━━━ DATA TO PROCESS ━━━

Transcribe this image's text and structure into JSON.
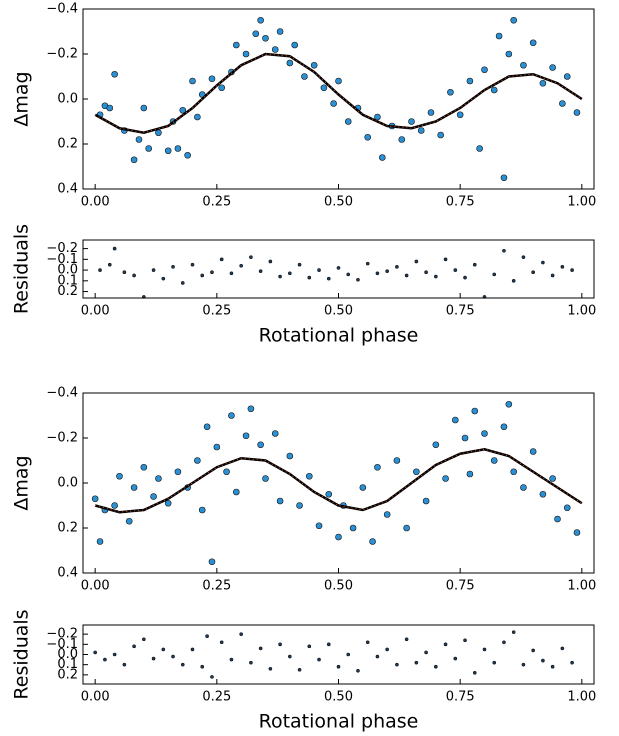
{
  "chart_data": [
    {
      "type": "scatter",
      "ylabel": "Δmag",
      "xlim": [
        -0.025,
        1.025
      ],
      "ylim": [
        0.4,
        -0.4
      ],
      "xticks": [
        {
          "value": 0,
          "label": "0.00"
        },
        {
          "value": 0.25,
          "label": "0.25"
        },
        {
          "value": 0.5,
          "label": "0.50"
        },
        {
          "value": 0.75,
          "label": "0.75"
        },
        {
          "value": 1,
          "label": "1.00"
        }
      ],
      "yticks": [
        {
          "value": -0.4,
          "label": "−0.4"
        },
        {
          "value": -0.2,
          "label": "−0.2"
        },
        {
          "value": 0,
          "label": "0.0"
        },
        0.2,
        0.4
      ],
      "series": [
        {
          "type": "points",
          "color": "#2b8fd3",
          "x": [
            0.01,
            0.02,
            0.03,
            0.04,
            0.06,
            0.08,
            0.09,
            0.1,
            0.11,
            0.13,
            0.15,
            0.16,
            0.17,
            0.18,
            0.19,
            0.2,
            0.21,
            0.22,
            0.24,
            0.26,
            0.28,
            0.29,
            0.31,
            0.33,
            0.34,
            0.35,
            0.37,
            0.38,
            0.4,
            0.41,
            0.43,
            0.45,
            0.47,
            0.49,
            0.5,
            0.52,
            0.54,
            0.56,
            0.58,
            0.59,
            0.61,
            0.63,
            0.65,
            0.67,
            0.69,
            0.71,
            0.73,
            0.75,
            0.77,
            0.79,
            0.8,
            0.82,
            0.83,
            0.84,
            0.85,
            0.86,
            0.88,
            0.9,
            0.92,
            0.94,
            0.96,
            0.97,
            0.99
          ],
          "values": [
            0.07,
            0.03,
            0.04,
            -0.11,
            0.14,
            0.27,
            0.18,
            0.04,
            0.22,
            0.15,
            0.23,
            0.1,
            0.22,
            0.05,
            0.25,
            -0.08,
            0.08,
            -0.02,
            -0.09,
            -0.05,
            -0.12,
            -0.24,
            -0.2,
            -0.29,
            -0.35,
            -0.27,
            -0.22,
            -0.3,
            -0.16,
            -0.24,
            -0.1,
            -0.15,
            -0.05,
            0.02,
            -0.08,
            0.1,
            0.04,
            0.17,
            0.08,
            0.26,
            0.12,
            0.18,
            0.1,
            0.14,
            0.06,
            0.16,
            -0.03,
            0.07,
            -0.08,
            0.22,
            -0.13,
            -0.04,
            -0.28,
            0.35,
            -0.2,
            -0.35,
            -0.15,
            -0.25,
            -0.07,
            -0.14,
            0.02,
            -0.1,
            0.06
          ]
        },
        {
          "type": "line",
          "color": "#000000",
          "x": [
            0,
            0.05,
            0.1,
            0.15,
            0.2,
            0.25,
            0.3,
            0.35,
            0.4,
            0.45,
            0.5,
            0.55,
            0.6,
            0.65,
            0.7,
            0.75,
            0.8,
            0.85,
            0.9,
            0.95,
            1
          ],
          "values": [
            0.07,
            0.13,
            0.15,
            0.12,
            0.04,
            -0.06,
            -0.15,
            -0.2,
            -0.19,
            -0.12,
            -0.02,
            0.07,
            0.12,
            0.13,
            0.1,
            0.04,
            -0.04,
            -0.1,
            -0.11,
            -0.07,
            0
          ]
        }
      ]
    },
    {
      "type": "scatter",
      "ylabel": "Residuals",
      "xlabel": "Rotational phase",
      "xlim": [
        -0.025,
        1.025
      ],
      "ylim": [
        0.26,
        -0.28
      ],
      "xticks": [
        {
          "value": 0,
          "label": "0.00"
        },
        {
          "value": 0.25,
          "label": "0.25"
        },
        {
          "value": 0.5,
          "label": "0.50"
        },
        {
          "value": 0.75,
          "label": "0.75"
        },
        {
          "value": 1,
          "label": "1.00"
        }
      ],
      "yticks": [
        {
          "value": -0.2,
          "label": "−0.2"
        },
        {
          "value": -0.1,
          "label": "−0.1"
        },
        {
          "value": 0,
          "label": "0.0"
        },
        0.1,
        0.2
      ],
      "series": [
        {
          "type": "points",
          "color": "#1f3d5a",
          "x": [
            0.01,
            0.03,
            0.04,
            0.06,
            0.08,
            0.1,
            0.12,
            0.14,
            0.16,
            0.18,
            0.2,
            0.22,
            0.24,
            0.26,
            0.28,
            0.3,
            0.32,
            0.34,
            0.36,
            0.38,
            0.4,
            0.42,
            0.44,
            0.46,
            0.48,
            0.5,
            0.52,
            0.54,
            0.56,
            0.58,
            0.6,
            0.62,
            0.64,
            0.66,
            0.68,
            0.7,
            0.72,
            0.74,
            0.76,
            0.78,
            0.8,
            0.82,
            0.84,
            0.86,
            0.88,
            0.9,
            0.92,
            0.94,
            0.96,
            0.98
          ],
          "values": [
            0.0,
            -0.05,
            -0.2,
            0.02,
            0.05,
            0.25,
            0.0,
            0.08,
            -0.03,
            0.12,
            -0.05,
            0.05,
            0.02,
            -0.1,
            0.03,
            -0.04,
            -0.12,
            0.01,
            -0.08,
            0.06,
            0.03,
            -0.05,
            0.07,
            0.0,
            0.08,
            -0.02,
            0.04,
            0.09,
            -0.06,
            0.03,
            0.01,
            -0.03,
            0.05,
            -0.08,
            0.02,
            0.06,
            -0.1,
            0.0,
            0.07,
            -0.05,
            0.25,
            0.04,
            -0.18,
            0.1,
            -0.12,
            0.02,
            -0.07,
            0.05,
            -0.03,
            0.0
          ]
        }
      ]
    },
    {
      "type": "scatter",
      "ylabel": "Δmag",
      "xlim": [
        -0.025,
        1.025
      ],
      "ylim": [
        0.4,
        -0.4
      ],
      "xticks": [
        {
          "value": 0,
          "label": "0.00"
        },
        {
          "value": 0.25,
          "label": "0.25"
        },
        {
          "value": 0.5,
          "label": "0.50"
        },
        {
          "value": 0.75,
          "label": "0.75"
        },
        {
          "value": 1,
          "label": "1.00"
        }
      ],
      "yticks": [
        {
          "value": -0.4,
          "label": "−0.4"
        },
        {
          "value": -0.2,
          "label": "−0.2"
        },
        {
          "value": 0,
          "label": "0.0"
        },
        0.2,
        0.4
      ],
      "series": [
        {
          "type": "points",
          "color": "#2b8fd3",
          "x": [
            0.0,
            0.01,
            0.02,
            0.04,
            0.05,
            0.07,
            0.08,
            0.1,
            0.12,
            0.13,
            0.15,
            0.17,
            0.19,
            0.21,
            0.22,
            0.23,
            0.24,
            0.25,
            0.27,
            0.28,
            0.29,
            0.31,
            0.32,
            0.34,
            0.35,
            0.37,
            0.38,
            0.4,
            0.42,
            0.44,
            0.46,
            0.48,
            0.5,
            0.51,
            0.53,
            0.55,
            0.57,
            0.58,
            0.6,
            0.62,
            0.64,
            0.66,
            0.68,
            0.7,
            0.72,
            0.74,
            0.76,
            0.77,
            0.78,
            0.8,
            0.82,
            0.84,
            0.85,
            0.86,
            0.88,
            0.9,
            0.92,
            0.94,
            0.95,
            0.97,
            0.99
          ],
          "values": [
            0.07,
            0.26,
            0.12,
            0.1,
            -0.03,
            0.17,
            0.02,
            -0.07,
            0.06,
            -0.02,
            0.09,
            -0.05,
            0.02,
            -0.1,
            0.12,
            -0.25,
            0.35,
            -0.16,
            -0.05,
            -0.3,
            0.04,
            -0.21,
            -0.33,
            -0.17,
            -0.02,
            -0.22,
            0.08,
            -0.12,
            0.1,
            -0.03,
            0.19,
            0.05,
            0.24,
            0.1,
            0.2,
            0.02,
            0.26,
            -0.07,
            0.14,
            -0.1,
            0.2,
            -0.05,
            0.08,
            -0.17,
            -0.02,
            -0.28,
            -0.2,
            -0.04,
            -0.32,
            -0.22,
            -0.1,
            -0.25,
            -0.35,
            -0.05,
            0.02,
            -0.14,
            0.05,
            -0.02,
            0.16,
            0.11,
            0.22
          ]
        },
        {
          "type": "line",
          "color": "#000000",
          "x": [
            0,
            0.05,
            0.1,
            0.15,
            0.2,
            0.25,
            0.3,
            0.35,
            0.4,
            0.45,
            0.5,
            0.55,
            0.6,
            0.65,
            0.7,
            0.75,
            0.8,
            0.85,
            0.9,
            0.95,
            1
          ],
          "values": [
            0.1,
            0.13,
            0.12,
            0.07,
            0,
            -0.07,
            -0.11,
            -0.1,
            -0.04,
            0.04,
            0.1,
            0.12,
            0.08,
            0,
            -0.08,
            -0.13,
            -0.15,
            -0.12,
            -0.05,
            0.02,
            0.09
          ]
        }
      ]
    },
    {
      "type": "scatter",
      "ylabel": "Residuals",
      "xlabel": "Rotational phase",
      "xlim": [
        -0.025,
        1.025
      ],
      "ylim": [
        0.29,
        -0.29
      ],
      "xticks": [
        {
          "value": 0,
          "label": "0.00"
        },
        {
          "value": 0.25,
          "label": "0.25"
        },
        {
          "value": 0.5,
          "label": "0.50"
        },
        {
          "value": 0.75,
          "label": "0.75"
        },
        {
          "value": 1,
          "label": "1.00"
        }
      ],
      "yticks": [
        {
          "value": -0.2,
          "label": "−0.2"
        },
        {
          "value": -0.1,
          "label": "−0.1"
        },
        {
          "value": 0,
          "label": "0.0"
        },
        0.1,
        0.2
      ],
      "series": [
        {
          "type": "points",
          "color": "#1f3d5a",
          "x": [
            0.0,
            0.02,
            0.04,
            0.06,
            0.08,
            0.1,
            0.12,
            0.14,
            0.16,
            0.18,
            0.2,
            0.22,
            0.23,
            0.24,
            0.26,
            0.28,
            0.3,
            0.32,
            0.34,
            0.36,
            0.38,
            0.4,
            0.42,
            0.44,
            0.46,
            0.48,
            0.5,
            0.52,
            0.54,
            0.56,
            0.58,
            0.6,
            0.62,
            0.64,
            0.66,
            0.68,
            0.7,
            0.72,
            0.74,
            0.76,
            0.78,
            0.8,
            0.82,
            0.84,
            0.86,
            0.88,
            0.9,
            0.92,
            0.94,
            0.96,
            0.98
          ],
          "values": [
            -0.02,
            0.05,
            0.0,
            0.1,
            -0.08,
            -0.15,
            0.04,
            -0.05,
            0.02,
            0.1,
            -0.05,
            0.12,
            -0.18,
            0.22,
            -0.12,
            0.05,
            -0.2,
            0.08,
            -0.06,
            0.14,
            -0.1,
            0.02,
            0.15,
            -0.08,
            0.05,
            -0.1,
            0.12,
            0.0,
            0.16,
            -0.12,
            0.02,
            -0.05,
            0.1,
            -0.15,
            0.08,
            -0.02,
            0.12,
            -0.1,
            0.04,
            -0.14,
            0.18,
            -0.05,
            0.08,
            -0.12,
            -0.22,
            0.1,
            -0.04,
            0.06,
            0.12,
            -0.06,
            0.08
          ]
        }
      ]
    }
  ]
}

━━━
━━━ DATA TO PROCESS ━━━

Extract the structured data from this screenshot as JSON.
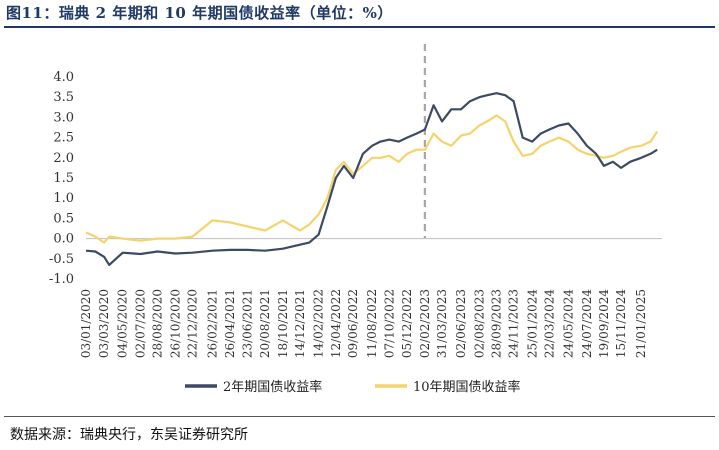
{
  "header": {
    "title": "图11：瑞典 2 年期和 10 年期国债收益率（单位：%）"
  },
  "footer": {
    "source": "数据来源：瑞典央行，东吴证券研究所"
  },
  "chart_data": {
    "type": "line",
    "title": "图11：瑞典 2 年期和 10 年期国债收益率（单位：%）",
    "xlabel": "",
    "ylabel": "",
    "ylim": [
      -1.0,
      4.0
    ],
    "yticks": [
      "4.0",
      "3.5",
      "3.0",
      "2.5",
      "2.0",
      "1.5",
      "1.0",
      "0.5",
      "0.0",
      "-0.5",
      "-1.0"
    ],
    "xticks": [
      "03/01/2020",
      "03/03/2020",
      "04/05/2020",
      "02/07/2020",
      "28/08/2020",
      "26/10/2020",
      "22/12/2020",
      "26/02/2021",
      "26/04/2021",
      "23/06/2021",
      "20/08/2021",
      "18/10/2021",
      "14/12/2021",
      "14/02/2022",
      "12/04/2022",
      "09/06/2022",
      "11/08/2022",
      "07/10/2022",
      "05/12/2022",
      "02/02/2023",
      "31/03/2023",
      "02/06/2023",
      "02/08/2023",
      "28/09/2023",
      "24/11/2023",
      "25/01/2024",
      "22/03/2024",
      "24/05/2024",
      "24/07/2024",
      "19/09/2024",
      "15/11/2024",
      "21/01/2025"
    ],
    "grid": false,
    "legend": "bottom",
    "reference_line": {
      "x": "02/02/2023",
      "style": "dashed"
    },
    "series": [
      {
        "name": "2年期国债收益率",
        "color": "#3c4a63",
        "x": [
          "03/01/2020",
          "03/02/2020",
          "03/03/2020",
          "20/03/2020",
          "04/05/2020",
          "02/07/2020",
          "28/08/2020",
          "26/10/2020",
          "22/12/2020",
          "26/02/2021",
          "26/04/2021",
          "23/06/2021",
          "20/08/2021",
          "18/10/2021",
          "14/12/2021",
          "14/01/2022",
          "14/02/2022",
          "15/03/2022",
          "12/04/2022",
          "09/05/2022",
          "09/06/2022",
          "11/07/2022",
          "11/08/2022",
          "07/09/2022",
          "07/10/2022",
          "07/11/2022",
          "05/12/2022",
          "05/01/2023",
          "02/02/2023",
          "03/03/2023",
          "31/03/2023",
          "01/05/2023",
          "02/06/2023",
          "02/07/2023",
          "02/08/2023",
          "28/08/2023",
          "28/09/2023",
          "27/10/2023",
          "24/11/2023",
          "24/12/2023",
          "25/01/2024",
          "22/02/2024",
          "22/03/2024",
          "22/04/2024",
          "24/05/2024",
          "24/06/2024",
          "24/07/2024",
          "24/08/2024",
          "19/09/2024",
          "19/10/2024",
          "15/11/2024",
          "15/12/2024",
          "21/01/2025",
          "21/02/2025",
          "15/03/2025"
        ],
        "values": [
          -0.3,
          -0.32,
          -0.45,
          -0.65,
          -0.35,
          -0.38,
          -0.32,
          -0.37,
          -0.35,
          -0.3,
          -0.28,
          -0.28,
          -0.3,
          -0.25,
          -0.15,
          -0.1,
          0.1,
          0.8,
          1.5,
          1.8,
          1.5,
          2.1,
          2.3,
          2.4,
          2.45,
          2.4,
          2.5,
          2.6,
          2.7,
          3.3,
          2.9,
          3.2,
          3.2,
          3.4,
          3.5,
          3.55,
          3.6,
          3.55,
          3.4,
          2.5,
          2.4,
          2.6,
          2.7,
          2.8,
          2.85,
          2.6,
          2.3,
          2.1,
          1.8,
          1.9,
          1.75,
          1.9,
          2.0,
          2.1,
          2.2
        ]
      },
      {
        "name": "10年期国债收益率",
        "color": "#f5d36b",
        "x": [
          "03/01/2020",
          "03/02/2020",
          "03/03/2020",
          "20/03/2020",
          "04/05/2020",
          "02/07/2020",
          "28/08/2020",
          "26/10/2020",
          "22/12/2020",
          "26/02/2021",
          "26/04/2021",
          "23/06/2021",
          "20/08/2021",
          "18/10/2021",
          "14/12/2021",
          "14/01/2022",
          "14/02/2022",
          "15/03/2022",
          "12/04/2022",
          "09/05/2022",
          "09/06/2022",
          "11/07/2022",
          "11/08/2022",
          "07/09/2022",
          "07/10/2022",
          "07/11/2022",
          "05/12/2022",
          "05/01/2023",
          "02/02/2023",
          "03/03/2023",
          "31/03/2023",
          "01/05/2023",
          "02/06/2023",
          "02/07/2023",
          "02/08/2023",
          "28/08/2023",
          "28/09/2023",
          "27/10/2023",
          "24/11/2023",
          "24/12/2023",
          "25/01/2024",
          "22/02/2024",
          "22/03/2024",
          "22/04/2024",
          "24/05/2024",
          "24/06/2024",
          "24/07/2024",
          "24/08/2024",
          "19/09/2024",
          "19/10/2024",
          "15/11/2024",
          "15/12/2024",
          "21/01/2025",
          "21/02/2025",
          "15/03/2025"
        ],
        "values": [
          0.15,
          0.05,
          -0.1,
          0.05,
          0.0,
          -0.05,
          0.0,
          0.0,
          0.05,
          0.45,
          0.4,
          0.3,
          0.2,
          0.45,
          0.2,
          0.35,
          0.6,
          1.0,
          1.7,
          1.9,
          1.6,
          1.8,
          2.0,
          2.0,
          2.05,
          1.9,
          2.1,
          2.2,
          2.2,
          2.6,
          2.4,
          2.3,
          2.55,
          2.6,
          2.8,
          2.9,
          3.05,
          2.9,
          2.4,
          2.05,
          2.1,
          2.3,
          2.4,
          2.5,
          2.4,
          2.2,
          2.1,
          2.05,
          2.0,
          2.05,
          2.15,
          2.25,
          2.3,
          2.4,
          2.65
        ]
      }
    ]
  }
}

━━━

State how many lines of the listing include "this", and nothing more.

CORRECT ANSWER – 2